## Stated task
Every line of the listing must be reproduced as it stands. Leave the images behind.

## Stored records
===============
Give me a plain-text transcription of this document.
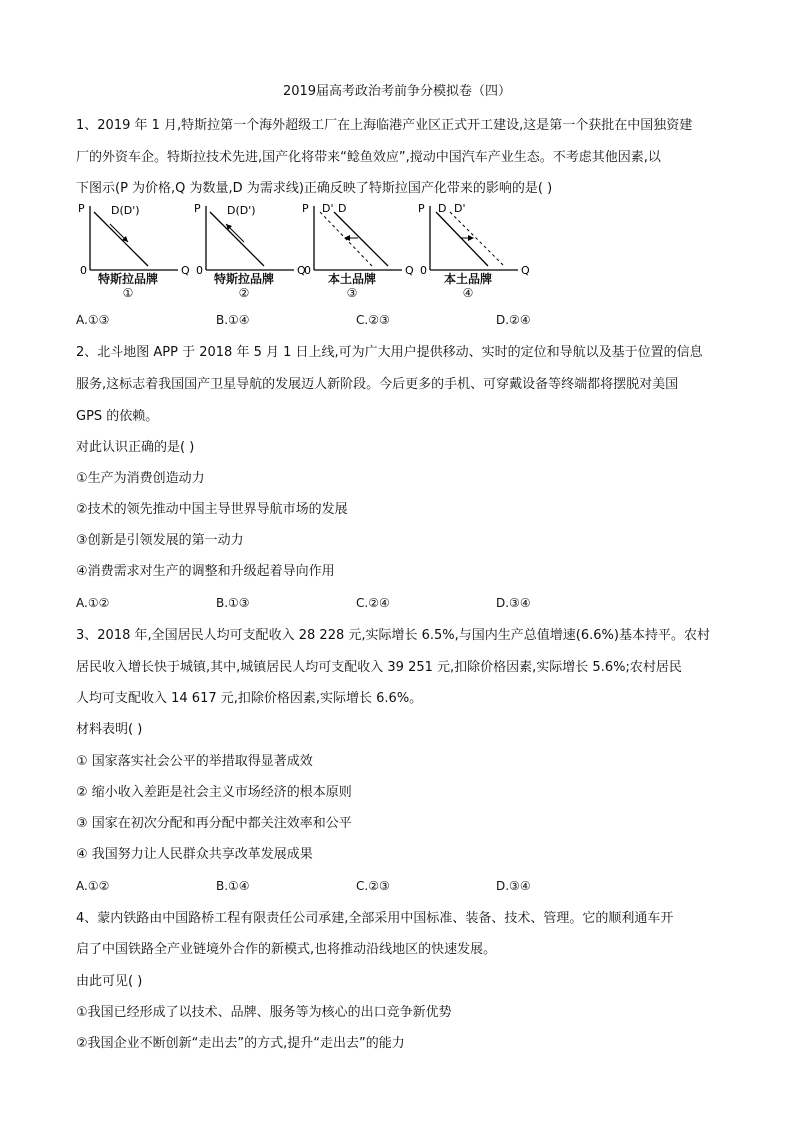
2019届高考政治考前争分模拟卷（四）
1、2019 年 1 月,特斯拉第一个海外超级工厂在上海临港产业区正式开工建设,这是第一个获批在中国独资建
厂的外资车企。特斯拉技术先进,国产化将带来“鲶鱼效应”,搅动中国汽车产业生态。不考虑其他因素,以
下图示(P 为价格,Q 为数量,D 为需求线)正确反映了特斯拉国产化带来的影响的是( )
P
Q
0
D(D')
特斯拉品牌
①
P
Q
0
D(D')
特斯拉品牌
②
P
Q
0
D' D
本土品牌
③
P
Q
0
D D'
本土品牌
④
A.①③	B.①④	C.②③	D.②④
2、北斗地图 APP 于 2018 年 5 月 1 日上线,可为广大用户提供移动、实时的定位和导航以及基于位置的信息
服务,这标志着我国国产卫星导航的发展迈人新阶段。今后更多的手机、可穿戴设备等终端都将摆脱对美国
GPS 的依赖。
对此认识正确的是( )
①生产为消费创造动力
②技术的领先推动中国主导世界导航市场的发展
③创新是引领发展的第一动力
④消费需求对生产的调整和升级起着导向作用
A.①②	B.①③	C.②④	D.③④
3、2018 年,全国居民人均可支配收入 28 228 元,实际增长 6.5%,与国内生产总值增速(6.6%)基本持平。农村
居民收入增长快于城镇,其中,城镇居民人均可支配收入 39 251 元,扣除价格因素,实际增长 5.6%;农村居民
人均可支配收入 14 617 元,扣除价格因素,实际增长 6.6%。
材料表明( )
① 国家落实社会公平的举措取得显著成效
② 缩小收入差距是社会主义市场经济的根本原则
③ 国家在初次分配和再分配中都关注效率和公平
④ 我国努力让人民群众共享改革发展成果
A.①②	B.①④	C.②③	D.③④
4、蒙内铁路由中国路桥工程有限责任公司承建,全部采用中国标准、装备、技术、管理。它的顺利通车开
启了中国铁路全产业链境外合作的新模式,也将推动沿线地区的快速发展。
由此可见( )
①我国已经形成了以技术、品牌、服务等为核心的出口竞争新优势
②我国企业不断创新“走出去”的方式,提升“走出去”的能力
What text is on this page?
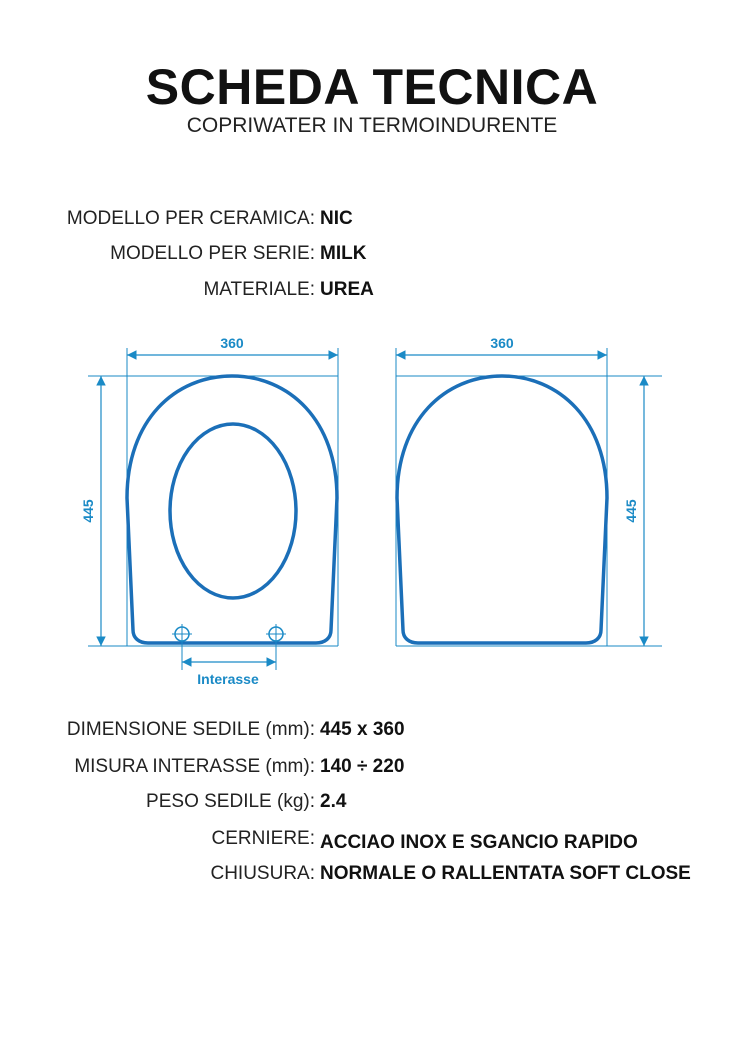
SCHEDA TECNICA
COPRIWATER IN TERMOINDURENTE
MODELLO PER CERAMICA: NIC
MODELLO PER SERIE: MILK
MATERIALE: UREA
360
445
Interasse
360
445
DIMENSIONE SEDILE (mm): 445 x 360
MISURA INTERASSE (mm): 140 ÷ 220
PESO SEDILE (kg): 2.4
CERNIERE: ACCIAO INOX E SGANCIO RAPIDO
CHIUSURA: NORMALE O RALLENTATA SOFT CLOSE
===============
## Result of the exercise
Give me a plain-text transcription of this document.
2019届高考政治考前争分模拟卷（四）
1、2019 年 1 月,特斯拉第一个海外超级工厂在上海临港产业区正式开工建设,这是第一个获批在中国独资建
厂的外资车企。特斯拉技术先进,国产化将带来“鲶鱼效应”,搅动中国汽车产业生态。不考虑其他因素,以
下图示(P 为价格,Q 为数量,D 为需求线)正确反映了特斯拉国产化带来的影响的是( )
P
Q
0
D(D')
特斯拉品牌
①
P
Q
0
D(D')
特斯拉品牌
②
P
Q
0
D' D
本土品牌
③
P
Q
0
D D'
本土品牌
④
A.①③	B.①④	C.②③	D.②④
2、北斗地图 APP 于 2018 年 5 月 1 日上线,可为广大用户提供移动、实时的定位和导航以及基于位置的信息
服务,这标志着我国国产卫星导航的发展迈人新阶段。今后更多的手机、可穿戴设备等终端都将摆脱对美国
GPS 的依赖。
对此认识正确的是( )
①生产为消费创造动力
②技术的领先推动中国主导世界导航市场的发展
③创新是引领发展的第一动力
④消费需求对生产的调整和升级起着导向作用
A.①②	B.①③	C.②④	D.③④
3、2018 年,全国居民人均可支配收入 28 228 元,实际增长 6.5%,与国内生产总值增速(6.6%)基本持平。农村
居民收入增长快于城镇,其中,城镇居民人均可支配收入 39 251 元,扣除价格因素,实际增长 5.6%;农村居民
人均可支配收入 14 617 元,扣除价格因素,实际增长 6.6%。
材料表明( )
① 国家落实社会公平的举措取得显著成效
② 缩小收入差距是社会主义市场经济的根本原则
③ 国家在初次分配和再分配中都关注效率和公平
④ 我国努力让人民群众共享改革发展成果
A.①②	B.①④	C.②③	D.③④
4、蒙内铁路由中国路桥工程有限责任公司承建,全部采用中国标准、装备、技术、管理。它的顺利通车开
启了中国铁路全产业链境外合作的新模式,也将推动沿线地区的快速发展。
由此可见( )
①我国已经形成了以技术、品牌、服务等为核心的出口竞争新优势
②我国企业不断创新“走出去”的方式,提升“走出去”的能力
What text is on this page?
SCHEDA TECNICA
COPRIWATER IN TERMOINDURENTE
MODELLO PER CERAMICA: NIC
MODELLO PER SERIE: MILK
MATERIALE: UREA
360
445
Interasse
360
445
DIMENSIONE SEDILE (mm): 445 x 360
MISURA INTERASSE (mm): 140 ÷ 220
PESO SEDILE (kg): 2.4
CERNIERE: ACCIAO INOX E SGANCIO RAPIDO
CHIUSURA: NORMALE O RALLENTATA SOFT CLOSE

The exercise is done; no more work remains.